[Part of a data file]

** BEGIN **

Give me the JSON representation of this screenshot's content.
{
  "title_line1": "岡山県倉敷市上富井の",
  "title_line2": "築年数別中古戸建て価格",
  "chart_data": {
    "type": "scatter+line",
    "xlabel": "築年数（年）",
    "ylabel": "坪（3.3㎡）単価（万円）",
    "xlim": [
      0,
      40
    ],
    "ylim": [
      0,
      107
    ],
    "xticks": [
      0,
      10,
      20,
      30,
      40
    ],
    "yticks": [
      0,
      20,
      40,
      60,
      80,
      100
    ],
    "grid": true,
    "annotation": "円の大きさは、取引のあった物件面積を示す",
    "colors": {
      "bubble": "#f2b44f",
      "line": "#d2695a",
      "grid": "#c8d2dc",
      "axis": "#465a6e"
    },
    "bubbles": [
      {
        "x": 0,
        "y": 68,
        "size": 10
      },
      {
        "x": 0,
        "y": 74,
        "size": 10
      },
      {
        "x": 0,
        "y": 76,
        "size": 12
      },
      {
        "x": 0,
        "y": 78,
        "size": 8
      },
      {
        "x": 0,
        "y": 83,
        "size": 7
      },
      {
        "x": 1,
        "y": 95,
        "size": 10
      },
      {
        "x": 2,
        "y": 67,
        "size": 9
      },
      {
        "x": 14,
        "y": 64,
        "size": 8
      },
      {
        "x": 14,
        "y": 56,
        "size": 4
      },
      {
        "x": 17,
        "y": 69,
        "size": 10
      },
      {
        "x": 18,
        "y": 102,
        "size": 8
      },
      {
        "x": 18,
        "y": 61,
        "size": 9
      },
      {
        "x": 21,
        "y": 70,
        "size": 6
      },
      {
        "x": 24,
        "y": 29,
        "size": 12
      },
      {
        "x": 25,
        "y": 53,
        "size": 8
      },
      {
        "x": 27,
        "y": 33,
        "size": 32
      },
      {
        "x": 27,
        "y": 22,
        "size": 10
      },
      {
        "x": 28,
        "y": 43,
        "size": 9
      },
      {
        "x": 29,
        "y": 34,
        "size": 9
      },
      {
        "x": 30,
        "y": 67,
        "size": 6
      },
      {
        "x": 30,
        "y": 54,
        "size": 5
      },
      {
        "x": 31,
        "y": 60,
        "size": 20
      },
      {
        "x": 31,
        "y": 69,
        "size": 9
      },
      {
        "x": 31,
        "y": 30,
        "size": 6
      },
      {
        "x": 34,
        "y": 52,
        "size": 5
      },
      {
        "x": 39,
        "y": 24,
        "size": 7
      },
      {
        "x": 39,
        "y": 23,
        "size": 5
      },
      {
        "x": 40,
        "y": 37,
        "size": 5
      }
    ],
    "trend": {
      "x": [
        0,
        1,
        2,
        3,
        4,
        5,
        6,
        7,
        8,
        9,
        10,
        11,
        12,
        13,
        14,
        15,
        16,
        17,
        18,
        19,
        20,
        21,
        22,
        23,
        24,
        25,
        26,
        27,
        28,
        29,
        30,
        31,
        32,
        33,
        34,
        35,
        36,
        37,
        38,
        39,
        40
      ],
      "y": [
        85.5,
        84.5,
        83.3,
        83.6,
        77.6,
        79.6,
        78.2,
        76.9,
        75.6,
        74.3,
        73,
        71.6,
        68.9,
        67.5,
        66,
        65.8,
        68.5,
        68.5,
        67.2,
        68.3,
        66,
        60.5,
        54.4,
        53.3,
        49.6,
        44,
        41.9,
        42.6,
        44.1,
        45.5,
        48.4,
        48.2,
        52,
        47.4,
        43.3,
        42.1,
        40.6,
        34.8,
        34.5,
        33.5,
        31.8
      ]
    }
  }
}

** END **

Print every entry exactly as written.

- _REPLY TO THE EXERCISE_
Give me the JSON representation of this screenshot's content.
{
  "title_line1": "岡山県倉敷市上富井の",
  "title_line2": "築年数別中古戸建て価格",
  "chart_data": {
    "type": "scatter+line",
    "xlabel": "築年数（年）",
    "ylabel": "坪（3.3㎡）単価（万円）",
    "xlim": [
      0,
      40
    ],
    "ylim": [
      0,
      107
    ],
    "xticks": [
      0,
      10,
      20,
      30,
      40
    ],
    "yticks": [
      0,
      20,
      40,
      60,
      80,
      100
    ],
    "grid": true,
    "annotation": "円の大きさは、取引のあった物件面積を示す",
    "colors": {
      "bubble": "#f2b44f",
      "line": "#d2695a",
      "grid": "#c8d2dc",
      "axis": "#465a6e"
    },
    "bubbles": [
      {
        "x": 0,
        "y": 68,
        "size": 10
      },
      {
        "x": 0,
        "y": 74,
        "size": 10
      },
      {
        "x": 0,
        "y": 76,
        "size": 12
      },
      {
        "x": 0,
        "y": 78,
        "size": 8
      },
      {
        "x": 0,
        "y": 83,
        "size": 7
      },
      {
        "x": 1,
        "y": 95,
        "size": 10
      },
      {
        "x": 2,
        "y": 67,
        "size": 9
      },
      {
        "x": 14,
        "y": 64,
        "size": 8
      },
      {
        "x": 14,
        "y": 56,
        "size": 4
      },
      {
        "x": 17,
        "y": 69,
        "size": 10
      },
      {
        "x": 18,
        "y": 102,
        "size": 8
      },
      {
        "x": 18,
        "y": 61,
        "size": 9
      },
      {
        "x": 21,
        "y": 70,
        "size": 6
      },
      {
        "x": 24,
        "y": 29,
        "size": 12
      },
      {
        "x": 25,
        "y": 53,
        "size": 8
      },
      {
        "x": 27,
        "y": 33,
        "size": 32
      },
      {
        "x": 27,
        "y": 22,
        "size": 10
      },
      {
        "x": 28,
        "y": 43,
        "size": 9
      },
      {
        "x": 29,
        "y": 34,
        "size": 9
      },
      {
        "x": 30,
        "y": 67,
        "size": 6
      },
      {
        "x": 30,
        "y": 54,
        "size": 5
      },
      {
        "x": 31,
        "y": 60,
        "size": 20
      },
      {
        "x": 31,
        "y": 69,
        "size": 9
      },
      {
        "x": 31,
        "y": 30,
        "size": 6
      },
      {
        "x": 34,
        "y": 52,
        "size": 5
      },
      {
        "x": 39,
        "y": 24,
        "size": 7
      },
      {
        "x": 39,
        "y": 23,
        "size": 5
      },
      {
        "x": 40,
        "y": 37,
        "size": 5
      }
    ],
    "trend": {
      "x": [
        0,
        1,
        2,
        3,
        4,
        5,
        6,
        7,
        8,
        9,
        10,
        11,
        12,
        13,
        14,
        15,
        16,
        17,
        18,
        19,
        20,
        21,
        22,
        23,
        24,
        25,
        26,
        27,
        28,
        29,
        30,
        31,
        32,
        33,
        34,
        35,
        36,
        37,
        38,
        39,
        40
      ],
      "y": [
        85.5,
        84.5,
        83.3,
        83.6,
        77.6,
        79.6,
        78.2,
        76.9,
        75.6,
        74.3,
        73,
        71.6,
        68.9,
        67.5,
        66,
        65.8,
        68.5,
        68.5,
        67.2,
        68.3,
        66,
        60.5,
        54.4,
        53.3,
        49.6,
        44,
        41.9,
        42.6,
        44.1,
        45.5,
        48.4,
        48.2,
        52,
        47.4,
        43.3,
        42.1,
        40.6,
        34.8,
        34.5,
        33.5,
        31.8
      ]
    }
  }
}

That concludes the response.